** begin Records for processing **

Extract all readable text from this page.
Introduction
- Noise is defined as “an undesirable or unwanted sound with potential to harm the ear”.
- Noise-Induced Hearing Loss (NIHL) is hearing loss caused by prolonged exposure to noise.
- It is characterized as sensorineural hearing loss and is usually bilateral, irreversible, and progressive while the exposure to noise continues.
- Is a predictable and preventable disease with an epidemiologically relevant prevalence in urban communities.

** end Records for processing **

▶ **Task directions**
Extract every entry in the listing word for word.

▶ **Solved problem**
Extract all readable text from this page.
Introduction
- Noise is defined as “an undesirable or unwanted sound with potential to harm the ear”.
- Noise-Induced Hearing Loss (NIHL) is hearing loss caused by prolonged exposure to noise.
- It is characterized as sensorineural hearing loss and is usually bilateral, irreversible, and progressive while the exposure to noise continues.
- Is a predictable and preventable disease with an epidemiologically relevant prevalence in urban communities.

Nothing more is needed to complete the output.